**Problem to work on**
Within the records that follow, find every line containing the string "Işık". Copy those lines.

(Stored entries)
▼

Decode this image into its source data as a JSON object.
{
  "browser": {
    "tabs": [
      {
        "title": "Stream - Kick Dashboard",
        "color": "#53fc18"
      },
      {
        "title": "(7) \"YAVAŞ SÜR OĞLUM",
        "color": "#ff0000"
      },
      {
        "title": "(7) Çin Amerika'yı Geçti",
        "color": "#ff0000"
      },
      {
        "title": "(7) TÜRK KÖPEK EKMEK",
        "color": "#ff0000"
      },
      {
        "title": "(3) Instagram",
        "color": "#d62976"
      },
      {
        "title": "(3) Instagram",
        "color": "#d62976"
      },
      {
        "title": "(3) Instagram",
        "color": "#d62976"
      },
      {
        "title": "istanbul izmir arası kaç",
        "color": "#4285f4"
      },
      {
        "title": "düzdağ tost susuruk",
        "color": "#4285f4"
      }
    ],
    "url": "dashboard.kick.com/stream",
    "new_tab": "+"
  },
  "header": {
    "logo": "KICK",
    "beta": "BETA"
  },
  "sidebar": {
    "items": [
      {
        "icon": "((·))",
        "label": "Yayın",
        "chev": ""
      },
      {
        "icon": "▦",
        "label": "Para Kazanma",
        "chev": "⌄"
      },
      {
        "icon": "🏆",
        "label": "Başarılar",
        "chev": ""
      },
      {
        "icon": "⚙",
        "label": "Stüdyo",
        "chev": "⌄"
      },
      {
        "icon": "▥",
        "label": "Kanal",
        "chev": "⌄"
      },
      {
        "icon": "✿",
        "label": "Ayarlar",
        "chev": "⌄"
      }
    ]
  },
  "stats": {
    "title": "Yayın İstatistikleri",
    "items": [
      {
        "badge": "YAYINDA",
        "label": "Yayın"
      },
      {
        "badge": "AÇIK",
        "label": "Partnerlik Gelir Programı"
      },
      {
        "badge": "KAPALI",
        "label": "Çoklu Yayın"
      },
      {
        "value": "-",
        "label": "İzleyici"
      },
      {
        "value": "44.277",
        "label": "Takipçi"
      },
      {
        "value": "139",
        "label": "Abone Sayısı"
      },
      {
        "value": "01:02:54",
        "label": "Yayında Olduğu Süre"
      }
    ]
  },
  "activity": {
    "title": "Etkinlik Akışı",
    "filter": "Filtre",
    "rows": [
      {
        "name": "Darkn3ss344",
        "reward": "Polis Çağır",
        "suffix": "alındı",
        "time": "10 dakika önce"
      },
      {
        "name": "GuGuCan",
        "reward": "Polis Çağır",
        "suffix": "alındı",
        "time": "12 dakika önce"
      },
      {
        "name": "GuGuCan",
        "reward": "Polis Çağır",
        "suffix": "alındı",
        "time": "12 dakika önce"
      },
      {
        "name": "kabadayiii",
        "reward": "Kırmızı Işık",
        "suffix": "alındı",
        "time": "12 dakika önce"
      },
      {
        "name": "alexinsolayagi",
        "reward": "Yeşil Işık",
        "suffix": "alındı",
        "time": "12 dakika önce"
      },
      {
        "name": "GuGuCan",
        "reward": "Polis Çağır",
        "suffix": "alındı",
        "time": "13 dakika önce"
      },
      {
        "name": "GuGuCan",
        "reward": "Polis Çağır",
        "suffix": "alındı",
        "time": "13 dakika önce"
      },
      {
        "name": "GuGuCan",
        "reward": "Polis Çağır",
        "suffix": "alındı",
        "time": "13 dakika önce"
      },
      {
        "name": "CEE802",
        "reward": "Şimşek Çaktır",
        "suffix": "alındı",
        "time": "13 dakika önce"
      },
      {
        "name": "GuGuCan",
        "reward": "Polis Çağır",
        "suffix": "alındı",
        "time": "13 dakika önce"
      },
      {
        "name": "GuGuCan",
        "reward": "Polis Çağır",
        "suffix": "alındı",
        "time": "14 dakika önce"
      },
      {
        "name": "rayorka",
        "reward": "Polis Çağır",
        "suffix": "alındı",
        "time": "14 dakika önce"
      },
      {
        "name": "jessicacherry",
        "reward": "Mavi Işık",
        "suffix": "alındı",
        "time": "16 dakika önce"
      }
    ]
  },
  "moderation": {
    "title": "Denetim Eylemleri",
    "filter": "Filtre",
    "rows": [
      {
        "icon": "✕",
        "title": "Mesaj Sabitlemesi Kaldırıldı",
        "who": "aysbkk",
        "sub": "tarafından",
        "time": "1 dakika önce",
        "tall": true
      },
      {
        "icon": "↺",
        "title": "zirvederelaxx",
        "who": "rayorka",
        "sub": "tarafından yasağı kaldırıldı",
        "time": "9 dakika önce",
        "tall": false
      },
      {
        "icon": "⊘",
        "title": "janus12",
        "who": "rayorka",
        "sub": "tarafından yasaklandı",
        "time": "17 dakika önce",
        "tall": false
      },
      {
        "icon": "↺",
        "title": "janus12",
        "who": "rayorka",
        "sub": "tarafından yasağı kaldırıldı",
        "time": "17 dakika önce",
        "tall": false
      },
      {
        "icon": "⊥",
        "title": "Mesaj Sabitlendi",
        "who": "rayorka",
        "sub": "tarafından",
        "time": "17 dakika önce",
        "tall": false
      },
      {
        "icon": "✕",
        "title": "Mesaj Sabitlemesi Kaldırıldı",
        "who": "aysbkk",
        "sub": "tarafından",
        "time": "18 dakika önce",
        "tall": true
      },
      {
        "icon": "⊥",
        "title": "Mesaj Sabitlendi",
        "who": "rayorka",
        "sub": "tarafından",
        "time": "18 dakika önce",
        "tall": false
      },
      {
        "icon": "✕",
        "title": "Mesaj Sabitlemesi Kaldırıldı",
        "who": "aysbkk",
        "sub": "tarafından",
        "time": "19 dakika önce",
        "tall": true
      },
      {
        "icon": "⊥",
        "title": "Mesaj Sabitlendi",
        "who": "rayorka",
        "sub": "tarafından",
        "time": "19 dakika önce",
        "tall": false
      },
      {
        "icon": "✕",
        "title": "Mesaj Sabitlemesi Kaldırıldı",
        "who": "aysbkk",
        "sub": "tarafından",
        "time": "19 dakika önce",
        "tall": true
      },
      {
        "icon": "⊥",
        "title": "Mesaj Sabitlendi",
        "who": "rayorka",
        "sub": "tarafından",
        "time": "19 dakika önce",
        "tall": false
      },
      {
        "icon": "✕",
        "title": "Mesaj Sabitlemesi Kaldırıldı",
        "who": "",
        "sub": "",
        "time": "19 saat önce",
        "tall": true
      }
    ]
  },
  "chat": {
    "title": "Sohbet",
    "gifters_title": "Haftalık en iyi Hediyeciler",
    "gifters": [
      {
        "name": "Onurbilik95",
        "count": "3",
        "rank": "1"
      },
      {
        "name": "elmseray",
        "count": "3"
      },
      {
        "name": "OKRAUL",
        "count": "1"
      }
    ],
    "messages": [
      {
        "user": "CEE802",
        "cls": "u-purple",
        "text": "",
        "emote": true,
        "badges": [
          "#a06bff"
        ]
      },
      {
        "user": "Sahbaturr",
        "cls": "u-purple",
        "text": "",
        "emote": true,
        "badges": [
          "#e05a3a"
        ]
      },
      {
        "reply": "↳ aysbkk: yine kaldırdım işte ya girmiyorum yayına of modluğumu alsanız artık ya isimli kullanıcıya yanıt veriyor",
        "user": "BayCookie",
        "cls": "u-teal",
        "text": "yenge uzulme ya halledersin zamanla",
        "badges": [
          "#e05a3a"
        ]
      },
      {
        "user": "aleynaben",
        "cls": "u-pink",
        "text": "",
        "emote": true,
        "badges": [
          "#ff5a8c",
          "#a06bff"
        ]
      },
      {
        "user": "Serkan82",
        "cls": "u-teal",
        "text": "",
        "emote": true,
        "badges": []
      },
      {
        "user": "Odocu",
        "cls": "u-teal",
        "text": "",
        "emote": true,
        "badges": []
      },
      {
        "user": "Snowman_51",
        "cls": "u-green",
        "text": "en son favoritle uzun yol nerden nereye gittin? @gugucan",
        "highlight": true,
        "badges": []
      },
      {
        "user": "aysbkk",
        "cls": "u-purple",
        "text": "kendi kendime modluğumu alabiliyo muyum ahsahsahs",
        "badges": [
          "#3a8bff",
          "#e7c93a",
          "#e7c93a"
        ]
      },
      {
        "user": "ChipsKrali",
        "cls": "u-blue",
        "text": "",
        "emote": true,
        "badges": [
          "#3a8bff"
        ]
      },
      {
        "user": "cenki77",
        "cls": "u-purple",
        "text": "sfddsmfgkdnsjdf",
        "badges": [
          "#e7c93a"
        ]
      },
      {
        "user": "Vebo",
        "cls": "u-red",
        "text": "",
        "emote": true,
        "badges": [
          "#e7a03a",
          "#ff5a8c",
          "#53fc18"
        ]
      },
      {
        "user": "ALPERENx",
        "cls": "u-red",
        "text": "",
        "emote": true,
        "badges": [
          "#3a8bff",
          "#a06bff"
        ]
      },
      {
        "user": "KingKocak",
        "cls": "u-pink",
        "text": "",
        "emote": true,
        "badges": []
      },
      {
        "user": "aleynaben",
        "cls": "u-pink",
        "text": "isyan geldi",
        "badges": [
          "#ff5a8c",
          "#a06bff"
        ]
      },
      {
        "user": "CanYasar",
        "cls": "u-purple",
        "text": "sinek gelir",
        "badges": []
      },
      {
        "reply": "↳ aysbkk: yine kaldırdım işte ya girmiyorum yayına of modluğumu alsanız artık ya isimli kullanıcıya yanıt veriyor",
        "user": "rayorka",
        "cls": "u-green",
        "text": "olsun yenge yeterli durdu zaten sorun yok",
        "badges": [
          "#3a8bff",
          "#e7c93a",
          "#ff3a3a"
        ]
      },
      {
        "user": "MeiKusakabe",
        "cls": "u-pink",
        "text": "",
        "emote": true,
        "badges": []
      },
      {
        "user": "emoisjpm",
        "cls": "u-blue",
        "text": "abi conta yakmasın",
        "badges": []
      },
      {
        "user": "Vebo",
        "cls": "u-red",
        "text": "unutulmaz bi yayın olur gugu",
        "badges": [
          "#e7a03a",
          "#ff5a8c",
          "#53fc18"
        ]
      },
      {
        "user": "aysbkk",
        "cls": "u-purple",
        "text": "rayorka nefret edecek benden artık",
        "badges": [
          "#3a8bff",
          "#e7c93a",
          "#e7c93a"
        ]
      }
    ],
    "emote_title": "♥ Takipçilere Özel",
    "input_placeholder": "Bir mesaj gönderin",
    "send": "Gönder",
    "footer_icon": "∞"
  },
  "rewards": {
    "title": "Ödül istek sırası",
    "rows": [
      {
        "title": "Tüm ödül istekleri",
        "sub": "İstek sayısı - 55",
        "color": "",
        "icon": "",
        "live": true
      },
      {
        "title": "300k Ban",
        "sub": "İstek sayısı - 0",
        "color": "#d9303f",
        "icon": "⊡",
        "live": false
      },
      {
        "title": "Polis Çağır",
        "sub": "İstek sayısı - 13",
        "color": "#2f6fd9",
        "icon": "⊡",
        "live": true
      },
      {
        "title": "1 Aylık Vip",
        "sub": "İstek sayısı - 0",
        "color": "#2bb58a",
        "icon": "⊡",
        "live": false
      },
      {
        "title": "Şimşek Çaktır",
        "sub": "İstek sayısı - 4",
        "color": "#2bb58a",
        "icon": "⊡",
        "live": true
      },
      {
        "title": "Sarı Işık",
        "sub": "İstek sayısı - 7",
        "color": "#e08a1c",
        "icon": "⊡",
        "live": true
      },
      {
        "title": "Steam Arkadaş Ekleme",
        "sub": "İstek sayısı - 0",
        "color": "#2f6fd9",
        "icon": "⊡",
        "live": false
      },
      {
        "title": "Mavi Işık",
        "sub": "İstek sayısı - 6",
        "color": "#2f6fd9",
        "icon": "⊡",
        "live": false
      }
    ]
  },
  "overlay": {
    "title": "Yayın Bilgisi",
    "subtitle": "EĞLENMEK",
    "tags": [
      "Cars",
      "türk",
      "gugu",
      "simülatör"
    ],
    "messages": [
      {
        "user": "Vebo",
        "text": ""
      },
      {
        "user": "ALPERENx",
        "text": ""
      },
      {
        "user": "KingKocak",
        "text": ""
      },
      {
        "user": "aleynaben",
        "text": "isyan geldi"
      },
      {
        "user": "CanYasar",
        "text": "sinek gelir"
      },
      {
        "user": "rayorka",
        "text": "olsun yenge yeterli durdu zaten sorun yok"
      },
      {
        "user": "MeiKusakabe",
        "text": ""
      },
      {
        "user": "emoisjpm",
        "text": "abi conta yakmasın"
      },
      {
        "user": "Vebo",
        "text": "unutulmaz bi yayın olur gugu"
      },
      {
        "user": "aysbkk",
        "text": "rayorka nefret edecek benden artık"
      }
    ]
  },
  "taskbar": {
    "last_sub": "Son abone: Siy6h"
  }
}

▲

**Solution to this problem**
        "reward": "Kırmızı Işık",
        "reward": "Yeşil Işık",
        "reward": "Mavi Işık",
        "title": "Sarı Işık",
        "title": "Mavi Işık",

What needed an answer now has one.